Data extracted from a collection:
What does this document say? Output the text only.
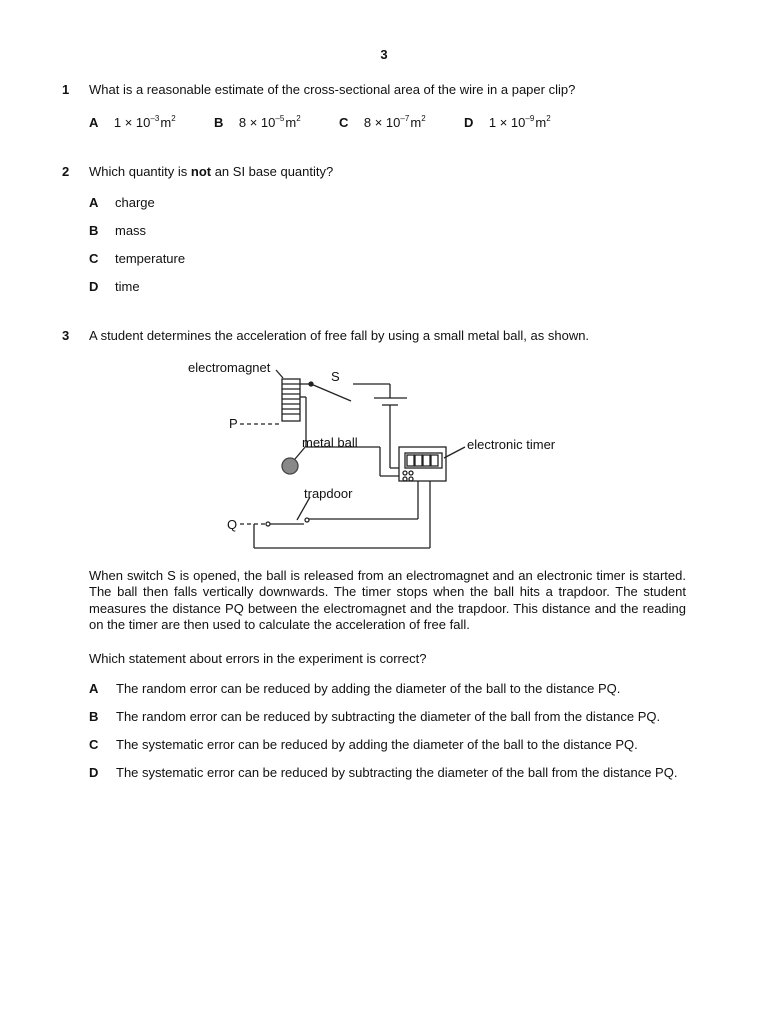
3
1 What is a reasonable estimate of the cross-sectional area of the wire in a paper clip?
A $1 \times 10^{-3}$ $m^2$	B $8 \times 10^{-5}$ $m^2$	C $8 \times 10^{-7}$ $m^2$	D $1 \times 10^{-9}$ $m^2$
2 Which quantity is not an SI base quantity?
A charge
B mass
C temperature
D time
3 A student determines the acceleration of free fall by using a small metal ball, as shown.
electromagnet
S
P
metal ball	electronic timer
trapdoor
Q
When switch S is opened, the ball is released from an electromagnet and an electronic timer is started. The ball then falls vertically downwards. The timer stops when the ball hits a trapdoor. The student measures the distance PQ between the electromagnet and the trapdoor. This distance and the reading on the timer are then used to calculate the acceleration of free fall.
Which statement about errors in the experiment is correct?
A The random error can be reduced by adding the diameter of the ball to the distance PQ.
B The random error can be reduced by subtracting the diameter of the ball from the distance PQ.
C The systematic error can be reduced by adding the diameter of the ball to the distance PQ.
D The systematic error can be reduced by subtracting the diameter of the ball from the distance PQ.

§ **Aim of the task**
Indicate how many lines of the material include the word "diameter"; the number alone is required.

§ **Solution**
4